* _Exercise details_
In the data below, find every line that has the string "object", and copy it.

--- Begin Listed records ---

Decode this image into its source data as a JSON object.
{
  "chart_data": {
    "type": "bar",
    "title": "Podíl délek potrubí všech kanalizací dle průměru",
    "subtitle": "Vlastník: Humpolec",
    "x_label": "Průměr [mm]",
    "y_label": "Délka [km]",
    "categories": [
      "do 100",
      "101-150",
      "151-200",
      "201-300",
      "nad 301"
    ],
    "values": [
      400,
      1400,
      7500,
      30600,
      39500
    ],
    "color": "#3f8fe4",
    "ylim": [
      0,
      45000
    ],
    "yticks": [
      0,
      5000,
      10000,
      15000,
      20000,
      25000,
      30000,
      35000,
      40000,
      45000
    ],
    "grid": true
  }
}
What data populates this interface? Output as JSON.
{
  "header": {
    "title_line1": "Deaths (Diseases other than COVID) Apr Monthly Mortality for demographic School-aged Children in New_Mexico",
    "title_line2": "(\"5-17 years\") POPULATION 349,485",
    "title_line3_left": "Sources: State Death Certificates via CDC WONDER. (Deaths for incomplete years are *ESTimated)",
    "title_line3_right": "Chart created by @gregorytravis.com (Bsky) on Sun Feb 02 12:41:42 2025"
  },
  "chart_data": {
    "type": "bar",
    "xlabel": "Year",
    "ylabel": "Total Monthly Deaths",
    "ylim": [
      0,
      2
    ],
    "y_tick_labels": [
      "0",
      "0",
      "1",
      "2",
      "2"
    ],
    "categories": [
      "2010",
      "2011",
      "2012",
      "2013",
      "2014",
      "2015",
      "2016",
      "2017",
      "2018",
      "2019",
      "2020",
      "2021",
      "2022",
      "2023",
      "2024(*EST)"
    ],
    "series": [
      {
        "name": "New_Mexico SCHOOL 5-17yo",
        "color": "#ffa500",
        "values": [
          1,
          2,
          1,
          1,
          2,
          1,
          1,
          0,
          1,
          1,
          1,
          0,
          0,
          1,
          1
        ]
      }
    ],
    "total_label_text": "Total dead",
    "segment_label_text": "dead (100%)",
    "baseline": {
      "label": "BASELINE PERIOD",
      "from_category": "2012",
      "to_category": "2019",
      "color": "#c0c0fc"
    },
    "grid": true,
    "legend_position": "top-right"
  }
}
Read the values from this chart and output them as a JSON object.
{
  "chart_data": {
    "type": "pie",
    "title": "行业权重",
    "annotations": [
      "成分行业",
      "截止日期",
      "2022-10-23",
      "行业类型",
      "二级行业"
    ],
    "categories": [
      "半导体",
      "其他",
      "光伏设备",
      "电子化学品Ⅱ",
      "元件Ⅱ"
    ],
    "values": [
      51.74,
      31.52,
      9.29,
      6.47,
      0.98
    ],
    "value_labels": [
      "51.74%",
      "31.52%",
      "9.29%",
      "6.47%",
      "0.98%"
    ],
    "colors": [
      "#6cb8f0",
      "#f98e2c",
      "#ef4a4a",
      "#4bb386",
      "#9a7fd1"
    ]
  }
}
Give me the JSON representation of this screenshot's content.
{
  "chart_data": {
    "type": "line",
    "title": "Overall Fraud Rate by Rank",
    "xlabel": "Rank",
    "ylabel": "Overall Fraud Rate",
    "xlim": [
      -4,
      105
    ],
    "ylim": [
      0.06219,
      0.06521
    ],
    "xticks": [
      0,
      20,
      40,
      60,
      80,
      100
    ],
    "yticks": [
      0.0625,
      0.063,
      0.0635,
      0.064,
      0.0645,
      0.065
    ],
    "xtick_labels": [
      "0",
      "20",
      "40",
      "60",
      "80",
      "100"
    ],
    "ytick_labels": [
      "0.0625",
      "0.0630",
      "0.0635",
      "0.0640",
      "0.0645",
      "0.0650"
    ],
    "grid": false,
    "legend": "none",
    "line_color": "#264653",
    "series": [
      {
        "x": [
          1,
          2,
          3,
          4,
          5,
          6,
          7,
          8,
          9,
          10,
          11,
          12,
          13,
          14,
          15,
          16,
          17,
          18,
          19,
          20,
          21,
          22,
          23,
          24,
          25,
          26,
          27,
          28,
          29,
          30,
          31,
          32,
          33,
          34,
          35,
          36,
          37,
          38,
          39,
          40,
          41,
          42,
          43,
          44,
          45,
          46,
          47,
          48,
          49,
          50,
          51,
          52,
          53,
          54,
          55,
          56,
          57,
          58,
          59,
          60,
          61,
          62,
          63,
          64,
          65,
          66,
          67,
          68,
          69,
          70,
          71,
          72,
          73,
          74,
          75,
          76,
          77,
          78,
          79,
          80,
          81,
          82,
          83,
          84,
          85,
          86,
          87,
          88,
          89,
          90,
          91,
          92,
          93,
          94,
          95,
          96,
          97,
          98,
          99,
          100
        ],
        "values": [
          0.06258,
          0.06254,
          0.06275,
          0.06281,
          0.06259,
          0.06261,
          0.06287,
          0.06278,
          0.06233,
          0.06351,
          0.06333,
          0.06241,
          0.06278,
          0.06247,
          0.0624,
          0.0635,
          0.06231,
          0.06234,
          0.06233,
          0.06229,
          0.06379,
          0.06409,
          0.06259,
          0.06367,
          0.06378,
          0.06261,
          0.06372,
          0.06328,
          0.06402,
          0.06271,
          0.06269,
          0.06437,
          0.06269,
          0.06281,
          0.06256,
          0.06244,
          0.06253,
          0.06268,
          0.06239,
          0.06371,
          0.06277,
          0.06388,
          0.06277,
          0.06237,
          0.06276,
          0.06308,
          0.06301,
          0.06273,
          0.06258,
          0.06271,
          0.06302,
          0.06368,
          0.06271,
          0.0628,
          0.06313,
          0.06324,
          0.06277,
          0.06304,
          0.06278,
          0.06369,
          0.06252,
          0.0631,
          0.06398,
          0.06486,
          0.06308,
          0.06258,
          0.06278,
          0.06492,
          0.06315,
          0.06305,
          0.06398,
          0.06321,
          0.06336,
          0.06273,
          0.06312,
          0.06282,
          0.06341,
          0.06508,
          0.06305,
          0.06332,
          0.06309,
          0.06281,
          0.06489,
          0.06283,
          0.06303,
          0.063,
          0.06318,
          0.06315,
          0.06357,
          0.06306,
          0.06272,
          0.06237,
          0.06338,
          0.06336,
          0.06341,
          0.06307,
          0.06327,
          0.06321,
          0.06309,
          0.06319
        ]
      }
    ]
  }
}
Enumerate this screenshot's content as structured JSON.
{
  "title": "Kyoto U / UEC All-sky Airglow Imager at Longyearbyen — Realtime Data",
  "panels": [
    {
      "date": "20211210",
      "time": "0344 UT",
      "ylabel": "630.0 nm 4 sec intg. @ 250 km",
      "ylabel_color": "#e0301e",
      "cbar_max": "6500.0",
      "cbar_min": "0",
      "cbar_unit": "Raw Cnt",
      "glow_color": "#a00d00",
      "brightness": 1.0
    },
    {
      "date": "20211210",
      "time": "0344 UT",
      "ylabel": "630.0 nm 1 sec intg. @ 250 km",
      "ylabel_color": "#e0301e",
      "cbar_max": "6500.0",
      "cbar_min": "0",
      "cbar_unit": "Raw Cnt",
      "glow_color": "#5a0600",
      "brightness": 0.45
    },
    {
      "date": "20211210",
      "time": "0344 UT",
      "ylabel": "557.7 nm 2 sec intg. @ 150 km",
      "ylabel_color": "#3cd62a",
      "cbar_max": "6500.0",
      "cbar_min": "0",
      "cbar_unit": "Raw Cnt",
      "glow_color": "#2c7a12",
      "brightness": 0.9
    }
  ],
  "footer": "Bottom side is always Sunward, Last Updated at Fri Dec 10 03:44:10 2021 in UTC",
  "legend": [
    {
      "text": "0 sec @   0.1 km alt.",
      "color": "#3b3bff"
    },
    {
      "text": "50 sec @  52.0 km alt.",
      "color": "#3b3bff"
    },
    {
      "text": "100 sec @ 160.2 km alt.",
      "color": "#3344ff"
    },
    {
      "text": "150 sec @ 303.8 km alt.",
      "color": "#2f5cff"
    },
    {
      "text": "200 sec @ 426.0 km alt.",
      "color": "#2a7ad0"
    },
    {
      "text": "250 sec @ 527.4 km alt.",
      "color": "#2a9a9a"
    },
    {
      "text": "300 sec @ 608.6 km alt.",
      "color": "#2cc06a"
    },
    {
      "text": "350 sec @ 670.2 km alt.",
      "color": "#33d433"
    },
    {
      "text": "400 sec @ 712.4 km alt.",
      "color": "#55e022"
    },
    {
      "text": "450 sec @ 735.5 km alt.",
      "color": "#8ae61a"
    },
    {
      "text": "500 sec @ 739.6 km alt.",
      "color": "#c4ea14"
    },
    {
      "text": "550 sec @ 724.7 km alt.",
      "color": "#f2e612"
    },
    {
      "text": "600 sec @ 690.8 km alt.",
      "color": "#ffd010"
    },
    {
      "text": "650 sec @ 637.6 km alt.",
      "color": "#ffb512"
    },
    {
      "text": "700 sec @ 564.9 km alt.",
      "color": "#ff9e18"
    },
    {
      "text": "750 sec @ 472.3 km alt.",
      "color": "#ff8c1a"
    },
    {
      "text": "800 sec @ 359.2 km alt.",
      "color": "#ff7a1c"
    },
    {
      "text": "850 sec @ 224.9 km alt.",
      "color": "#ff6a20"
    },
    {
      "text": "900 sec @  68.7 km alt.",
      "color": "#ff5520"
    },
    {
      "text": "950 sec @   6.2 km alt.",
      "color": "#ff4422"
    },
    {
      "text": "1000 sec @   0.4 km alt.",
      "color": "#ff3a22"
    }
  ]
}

--- End Listed records ---

* _Written solution_
Decode this image into its source data as a JSON object.
Read the values from this chart and output them as a JSON object.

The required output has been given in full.